What you need to do: Return the rows word for word, from the beginning of the rows through the line that contains "The input pointing", with both ends included. Leave the pictures out of your answer.
** start Records supplied **
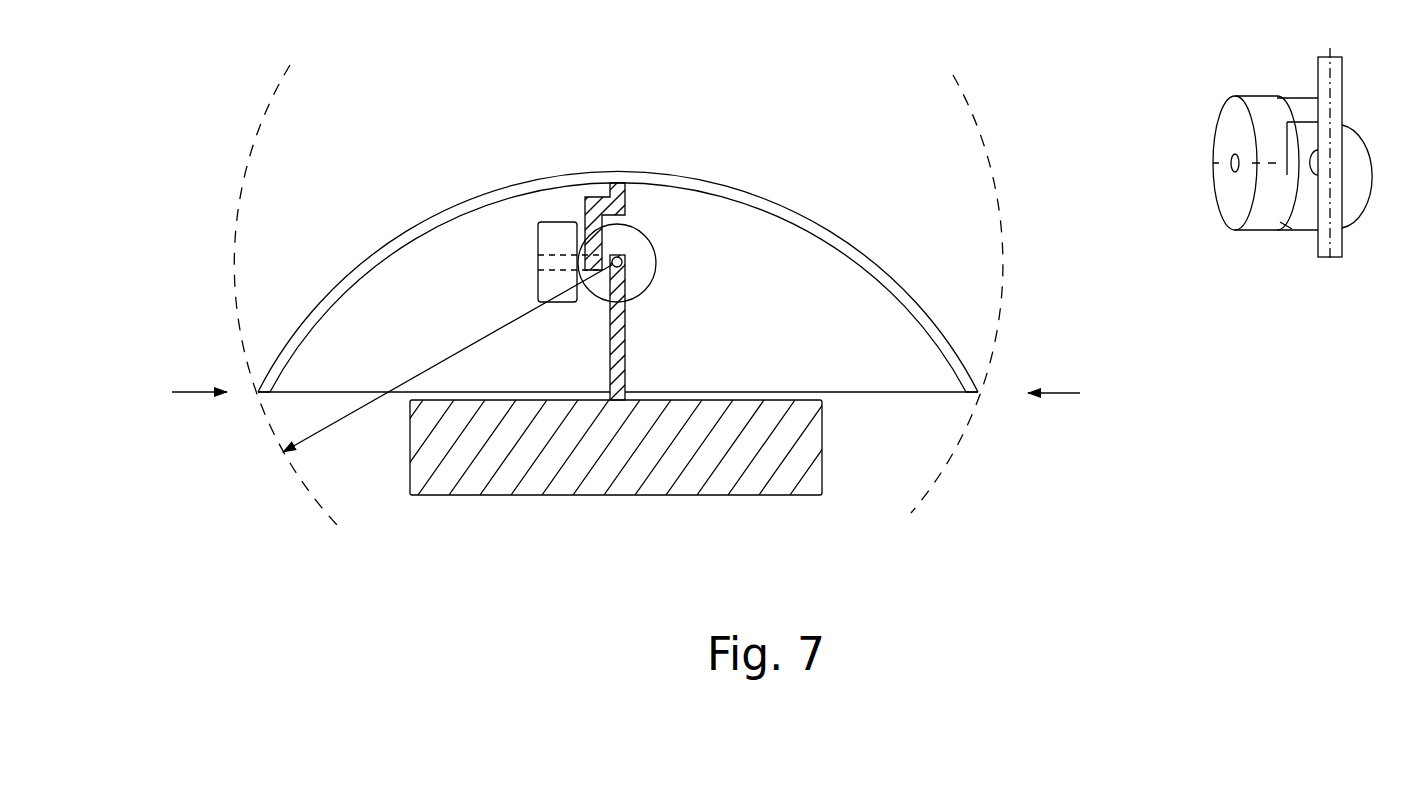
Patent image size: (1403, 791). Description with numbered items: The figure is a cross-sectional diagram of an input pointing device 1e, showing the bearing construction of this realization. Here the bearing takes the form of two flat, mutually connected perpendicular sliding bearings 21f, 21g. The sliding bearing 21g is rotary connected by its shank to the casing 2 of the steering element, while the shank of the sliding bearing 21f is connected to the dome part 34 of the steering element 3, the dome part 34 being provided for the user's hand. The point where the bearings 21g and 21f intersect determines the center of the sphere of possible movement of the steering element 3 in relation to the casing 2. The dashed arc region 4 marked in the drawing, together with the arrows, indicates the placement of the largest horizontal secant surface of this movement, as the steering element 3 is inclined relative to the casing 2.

The dome part 34 is at (460, 208).
The swept region boundary 4 is at (247, 192).
The steering element 3 is at (312, 272).
The casing 2 is at (433, 472).
The input pointing device 1e is at (240, 428).
The sliding bearing 21f is at (918, 199).
The sliding bearing 21g is at (975, 208).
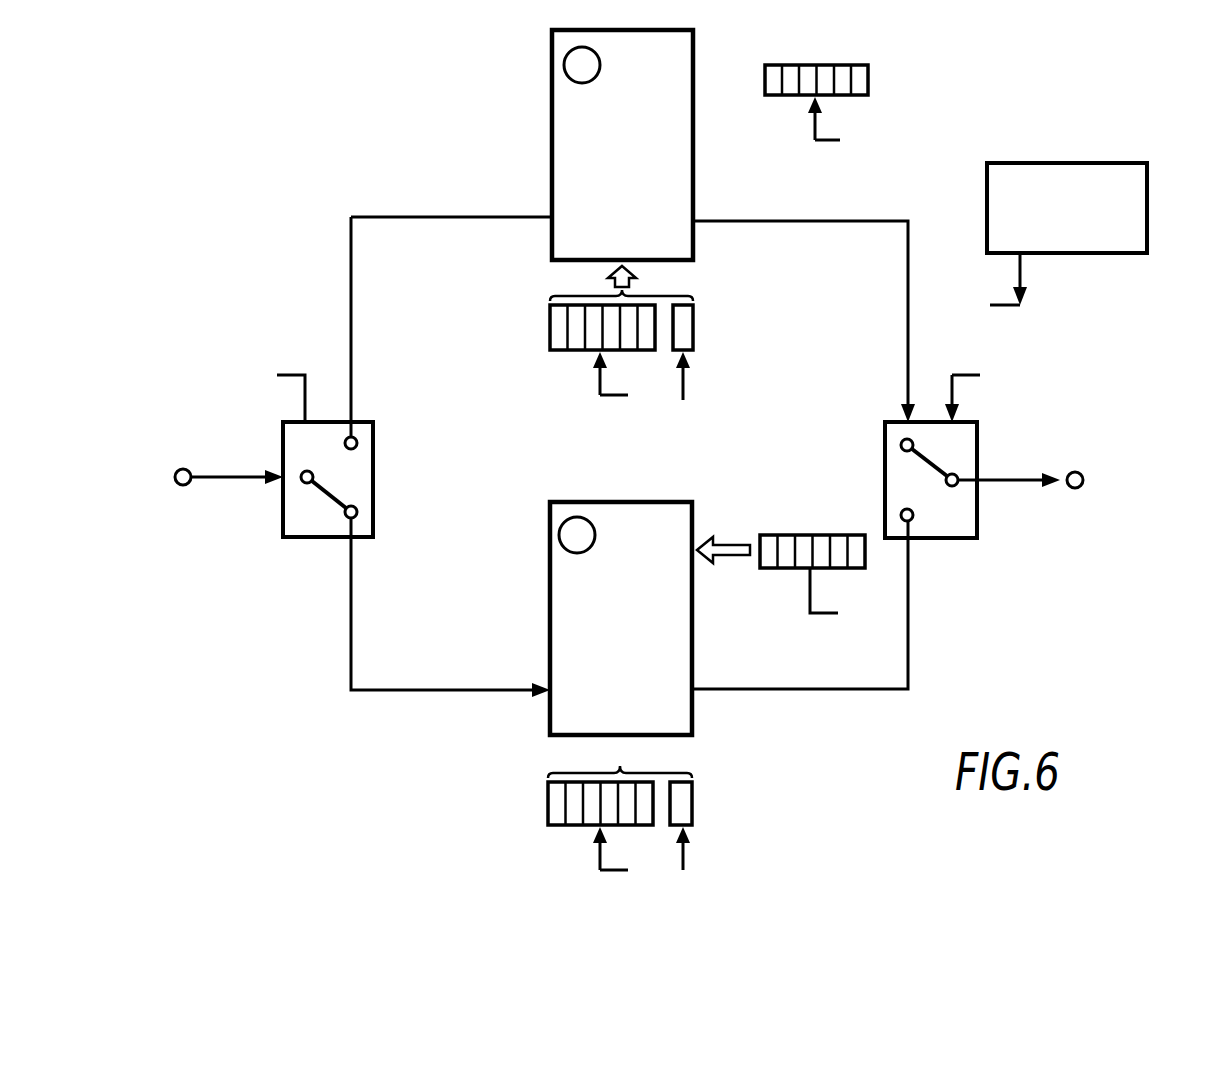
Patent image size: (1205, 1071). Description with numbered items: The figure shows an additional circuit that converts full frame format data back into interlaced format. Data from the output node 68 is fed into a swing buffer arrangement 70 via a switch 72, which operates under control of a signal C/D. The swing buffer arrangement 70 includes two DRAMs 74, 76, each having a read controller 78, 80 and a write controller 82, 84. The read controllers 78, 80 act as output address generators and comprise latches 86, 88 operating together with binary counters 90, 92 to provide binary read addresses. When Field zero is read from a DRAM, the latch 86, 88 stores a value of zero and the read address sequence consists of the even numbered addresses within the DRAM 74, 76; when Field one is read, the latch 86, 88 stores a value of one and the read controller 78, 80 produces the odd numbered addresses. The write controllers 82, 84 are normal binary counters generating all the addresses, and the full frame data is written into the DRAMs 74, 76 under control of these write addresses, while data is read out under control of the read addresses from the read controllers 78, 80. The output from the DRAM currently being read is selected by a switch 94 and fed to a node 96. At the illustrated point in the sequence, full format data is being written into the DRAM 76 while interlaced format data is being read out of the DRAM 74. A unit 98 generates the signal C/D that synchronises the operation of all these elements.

The output node 68 is at (172, 477).
The swing buffer arrangement 70 is at (360, 170).
The switch 72 is at (316, 538).
The DRAM 74 is at (552, 117).
The DRAM 76 is at (550, 600).
The read controller 78 is at (715, 342).
The read controller 80 is at (715, 809).
The write controller 82 is at (853, 532).
The write controller 84 is at (870, 82).
The latch 86 is at (675, 350).
The latch 88 is at (685, 795).
The binary counter 90 is at (550, 328).
The binary counter 92 is at (548, 806).
The switch 94 is at (950, 540).
The node 96 is at (1084, 478).
The unit 98 is at (1082, 163).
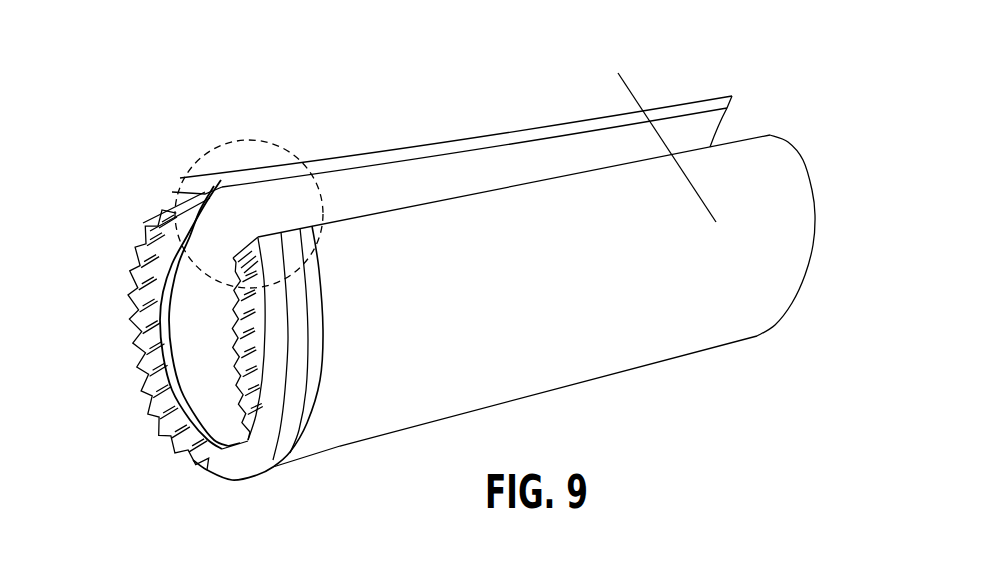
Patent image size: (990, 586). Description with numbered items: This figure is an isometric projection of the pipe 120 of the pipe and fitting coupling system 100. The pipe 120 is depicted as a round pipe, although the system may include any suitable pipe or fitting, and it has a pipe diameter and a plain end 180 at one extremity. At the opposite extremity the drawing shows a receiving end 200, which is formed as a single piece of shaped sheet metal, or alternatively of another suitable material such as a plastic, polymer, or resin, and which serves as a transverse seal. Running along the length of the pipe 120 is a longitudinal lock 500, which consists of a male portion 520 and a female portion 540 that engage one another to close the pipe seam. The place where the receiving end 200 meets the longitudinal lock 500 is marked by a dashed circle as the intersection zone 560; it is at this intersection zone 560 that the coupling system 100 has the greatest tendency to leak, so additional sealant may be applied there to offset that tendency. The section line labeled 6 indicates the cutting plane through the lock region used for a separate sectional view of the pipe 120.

The pipe and fitting coupling system 100 is at (598, 59).
The first pipe 120 is at (309, 100).
The plain end 180 is at (804, 281).
The receiving end 200 is at (247, 487).
The longitudinal lock 500 is at (460, 177).
The male portion 520 is at (513, 128).
The female portion 540 is at (597, 167).
The intersection zone 560 is at (241, 141).
The section line 6- 6 is at (634, 82).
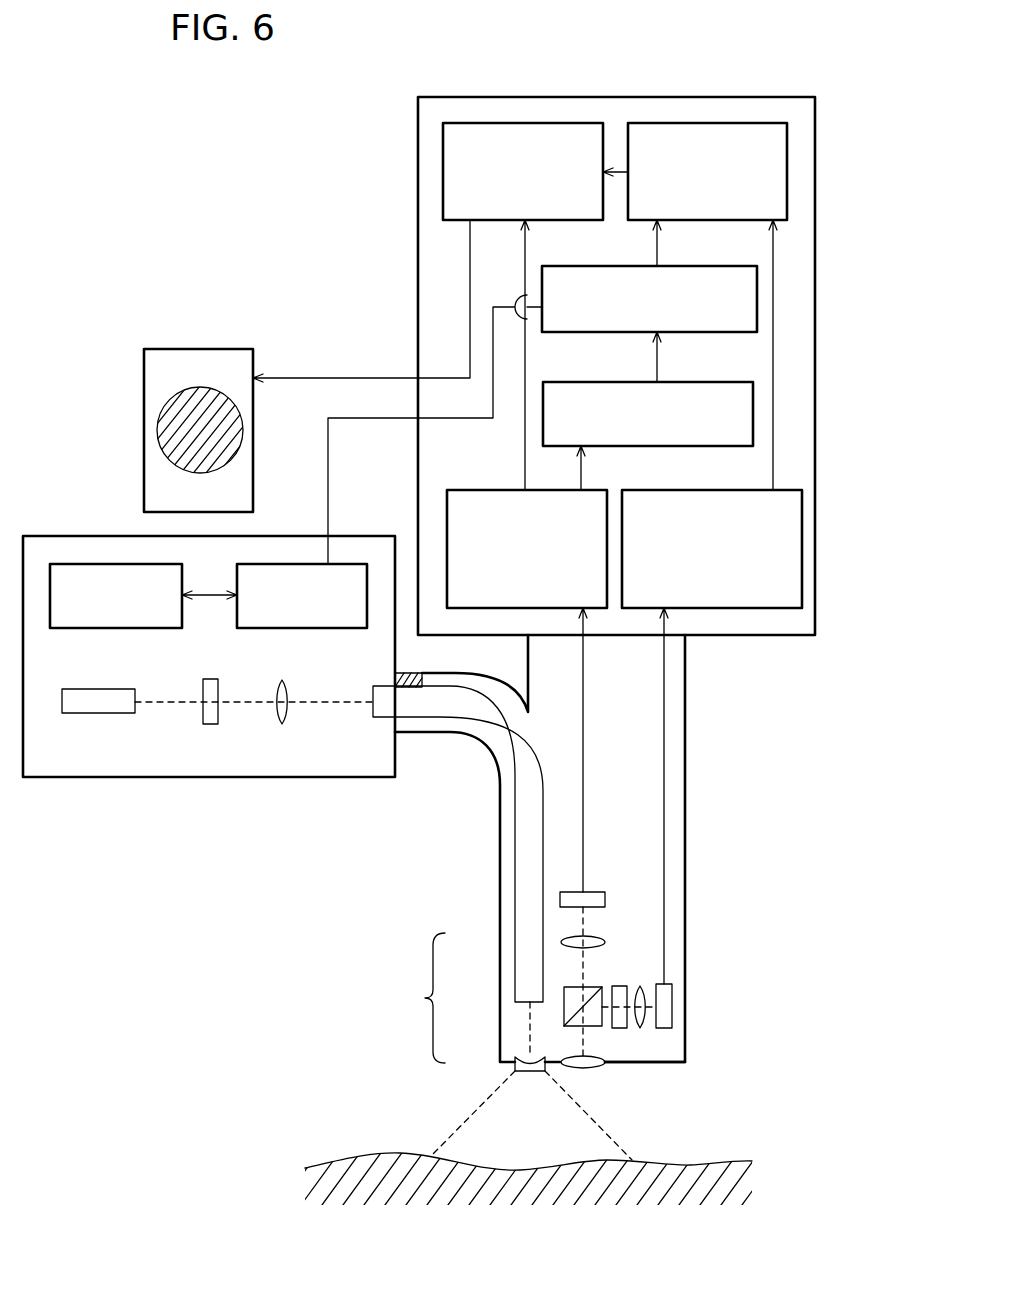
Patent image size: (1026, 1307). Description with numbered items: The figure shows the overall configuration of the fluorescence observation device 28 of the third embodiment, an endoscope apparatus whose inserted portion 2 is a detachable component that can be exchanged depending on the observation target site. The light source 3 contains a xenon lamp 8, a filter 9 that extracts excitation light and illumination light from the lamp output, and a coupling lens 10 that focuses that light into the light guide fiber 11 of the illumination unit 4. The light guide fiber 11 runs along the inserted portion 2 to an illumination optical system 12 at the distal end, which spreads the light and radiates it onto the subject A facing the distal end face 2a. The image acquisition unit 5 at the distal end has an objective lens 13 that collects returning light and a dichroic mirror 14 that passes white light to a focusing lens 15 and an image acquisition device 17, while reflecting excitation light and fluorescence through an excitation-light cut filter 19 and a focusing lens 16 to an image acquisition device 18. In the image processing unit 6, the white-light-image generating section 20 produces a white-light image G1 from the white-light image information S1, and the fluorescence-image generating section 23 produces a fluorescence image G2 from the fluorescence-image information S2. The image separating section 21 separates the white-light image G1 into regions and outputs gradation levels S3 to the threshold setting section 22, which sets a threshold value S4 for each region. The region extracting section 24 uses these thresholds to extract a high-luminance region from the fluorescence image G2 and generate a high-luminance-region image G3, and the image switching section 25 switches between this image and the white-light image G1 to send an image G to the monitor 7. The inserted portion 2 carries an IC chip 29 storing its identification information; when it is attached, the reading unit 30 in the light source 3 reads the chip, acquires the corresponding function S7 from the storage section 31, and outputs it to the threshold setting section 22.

The inserted portion 2 is at (685, 745).
The distal end face 2a is at (685, 1062).
The light source 3 is at (88, 536).
The illumination unit 4 is at (426, 998).
The image acquisition unit 5 is at (700, 947).
The image processing unit 6 is at (700, 97).
The monitor 7 is at (144, 400).
The xenon lamp 8 is at (100, 713).
The filter 9 is at (218, 715).
The coupling lens 10 is at (288, 708).
The light guide fiber 11 is at (525, 965).
The illumination optical system 12 is at (520, 1060).
The objective lens 13 is at (590, 1071).
The dichroic mirror 14 is at (585, 988).
The focusing lens 15 is at (605, 942).
The focusing lens 16 is at (643, 1028).
The image acquisition device 17 is at (597, 892).
The image acquisition device 18 is at (672, 1007).
The excitation-light cut filter 19 is at (620, 1028).
The white-light-image generating section 20 is at (497, 608).
The image separating section 21 is at (585, 382).
The threshold setting section 22 is at (588, 266).
The fluorescence-image generating section 23 is at (737, 608).
The region extracting section 24 is at (735, 123).
The image switching section 25 is at (493, 122).
The fluorescence observation device 28 is at (285, 940).
The IC chip 29 is at (395, 678).
The reading unit 30 is at (312, 628).
The storage section 31 is at (72, 628).
The subject A is at (712, 1162).
The image G is at (355, 377).
The white-light image G1 is at (525, 468).
The fluorescence image G2 is at (773, 468).
The high-luminance-region image G3 is at (625, 172).
The white-light image information S1 is at (583, 720).
The fluorescence-image information S2 is at (662, 774).
The gradation levels S3 is at (657, 357).
The threshold value S4 is at (657, 246).
The function S7 is at (328, 477).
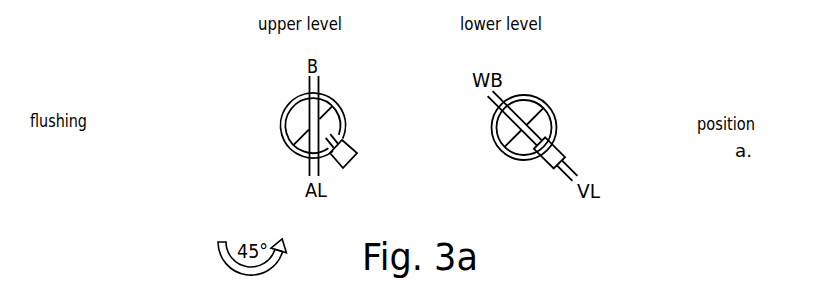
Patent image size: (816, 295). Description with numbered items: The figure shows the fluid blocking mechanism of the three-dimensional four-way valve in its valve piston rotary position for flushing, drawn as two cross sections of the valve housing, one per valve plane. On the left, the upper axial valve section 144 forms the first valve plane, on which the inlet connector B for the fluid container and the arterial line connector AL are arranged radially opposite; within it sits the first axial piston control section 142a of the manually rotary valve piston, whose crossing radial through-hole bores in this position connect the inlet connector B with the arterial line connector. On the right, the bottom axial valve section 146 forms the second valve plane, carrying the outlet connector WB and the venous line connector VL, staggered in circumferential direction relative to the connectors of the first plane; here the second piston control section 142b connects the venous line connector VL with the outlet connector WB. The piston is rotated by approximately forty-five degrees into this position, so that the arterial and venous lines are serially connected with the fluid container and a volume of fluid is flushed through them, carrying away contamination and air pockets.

The first axial piston control section 142a is at (300, 112).
The second piston control section 142b is at (546, 128).
The upper axial valve section 144 is at (276, 157).
The bottom axial valve section 146 is at (515, 164).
** end Records supplied **
Written reply:
Patent image size: (1403, 791). Description with numbered items: The figure is a cross-sectional diagram of an input pointing device 1e, showing the bearing construction of this realization. Here the bearing takes the form of two flat, mutually connected perpendicular sliding bearings 21f, 21g. The sliding bearing 21g is rotary connected by its shank to the casing 2 of the steering element, while the shank of the sliding bearing 21f is connected to the dome part 34 of the steering element 3, the dome part 34 being provided for the user's hand. The point where the bearings 21g and 21f intersect determines the center of the sphere of possible movement of the steering element 3 in relation to the casing 2. The dashed arc region 4 marked in the drawing, together with the arrows, indicates the placement of the largest horizontal secant surface of this movement, as the steering element 3 is inclined relative to the casing 2.

The dome part 34 is at (460, 208).
The swept region boundary 4 is at (247, 192).
The steering element 3 is at (312, 272).
The casing 2 is at (433, 472).
The input pointing device 1e is at (240, 428).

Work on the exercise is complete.